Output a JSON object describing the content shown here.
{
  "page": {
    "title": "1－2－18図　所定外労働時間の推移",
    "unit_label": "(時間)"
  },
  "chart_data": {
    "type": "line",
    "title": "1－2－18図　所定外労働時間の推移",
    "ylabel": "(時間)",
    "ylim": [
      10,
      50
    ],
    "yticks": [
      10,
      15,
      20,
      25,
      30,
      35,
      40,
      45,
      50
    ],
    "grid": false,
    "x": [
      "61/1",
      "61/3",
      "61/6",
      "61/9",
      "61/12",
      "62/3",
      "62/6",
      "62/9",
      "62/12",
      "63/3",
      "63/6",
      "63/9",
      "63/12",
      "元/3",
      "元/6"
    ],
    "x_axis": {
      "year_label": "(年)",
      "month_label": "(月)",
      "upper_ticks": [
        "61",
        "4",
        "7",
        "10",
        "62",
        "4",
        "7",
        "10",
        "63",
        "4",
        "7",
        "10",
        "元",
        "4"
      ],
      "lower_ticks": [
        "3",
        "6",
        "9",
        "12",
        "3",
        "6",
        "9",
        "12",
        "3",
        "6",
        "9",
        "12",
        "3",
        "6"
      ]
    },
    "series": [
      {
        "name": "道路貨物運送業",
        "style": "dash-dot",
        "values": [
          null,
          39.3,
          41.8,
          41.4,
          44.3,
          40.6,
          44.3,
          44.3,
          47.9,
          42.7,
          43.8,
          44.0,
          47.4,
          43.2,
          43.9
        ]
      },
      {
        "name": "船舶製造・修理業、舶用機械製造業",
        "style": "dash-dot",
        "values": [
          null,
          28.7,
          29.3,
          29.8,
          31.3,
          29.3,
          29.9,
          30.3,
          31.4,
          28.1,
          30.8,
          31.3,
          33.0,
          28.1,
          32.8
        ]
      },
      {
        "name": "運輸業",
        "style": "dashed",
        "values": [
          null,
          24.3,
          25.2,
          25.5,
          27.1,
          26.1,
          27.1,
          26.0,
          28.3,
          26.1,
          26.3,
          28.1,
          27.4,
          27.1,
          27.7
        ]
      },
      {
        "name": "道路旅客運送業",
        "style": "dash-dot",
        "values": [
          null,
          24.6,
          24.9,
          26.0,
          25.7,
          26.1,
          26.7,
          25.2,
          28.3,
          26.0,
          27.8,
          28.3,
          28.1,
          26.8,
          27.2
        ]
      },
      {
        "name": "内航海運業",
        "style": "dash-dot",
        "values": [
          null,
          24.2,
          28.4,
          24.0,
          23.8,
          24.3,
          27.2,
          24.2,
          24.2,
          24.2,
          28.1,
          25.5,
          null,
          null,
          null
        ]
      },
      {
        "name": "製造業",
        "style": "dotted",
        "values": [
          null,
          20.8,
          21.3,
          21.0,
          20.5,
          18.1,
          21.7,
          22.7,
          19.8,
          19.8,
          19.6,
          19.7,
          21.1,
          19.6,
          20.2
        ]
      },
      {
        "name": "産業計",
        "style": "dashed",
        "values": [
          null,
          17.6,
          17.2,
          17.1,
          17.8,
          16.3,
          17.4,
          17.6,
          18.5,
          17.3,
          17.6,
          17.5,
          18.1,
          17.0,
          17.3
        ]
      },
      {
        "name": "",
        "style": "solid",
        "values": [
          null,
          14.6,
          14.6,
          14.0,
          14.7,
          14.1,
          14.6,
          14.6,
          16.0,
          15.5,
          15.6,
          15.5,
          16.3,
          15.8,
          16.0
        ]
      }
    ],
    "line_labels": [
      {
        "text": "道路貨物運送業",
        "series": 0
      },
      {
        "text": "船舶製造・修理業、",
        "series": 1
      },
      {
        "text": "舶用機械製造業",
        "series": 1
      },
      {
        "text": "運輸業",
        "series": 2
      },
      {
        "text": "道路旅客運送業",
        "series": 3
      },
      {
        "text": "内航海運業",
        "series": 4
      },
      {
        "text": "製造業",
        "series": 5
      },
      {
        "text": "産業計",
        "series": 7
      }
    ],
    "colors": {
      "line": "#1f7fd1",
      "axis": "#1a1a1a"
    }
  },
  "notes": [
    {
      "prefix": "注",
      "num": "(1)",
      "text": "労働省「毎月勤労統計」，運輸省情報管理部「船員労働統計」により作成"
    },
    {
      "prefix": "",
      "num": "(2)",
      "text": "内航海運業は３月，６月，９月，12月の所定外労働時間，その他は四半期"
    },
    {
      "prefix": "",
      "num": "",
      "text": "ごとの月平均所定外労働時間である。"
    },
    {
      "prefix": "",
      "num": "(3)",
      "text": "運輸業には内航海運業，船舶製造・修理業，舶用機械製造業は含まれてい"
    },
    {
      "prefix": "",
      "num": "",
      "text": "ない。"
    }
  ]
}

### Task to carry out
Pick out the lines containing the word "series" and show them.

### The response
    "series": [
        "series": 0
        "series": 1
        "series": 1
        "series": 2
        "series": 3
        "series": 4
        "series": 5
        "series": 7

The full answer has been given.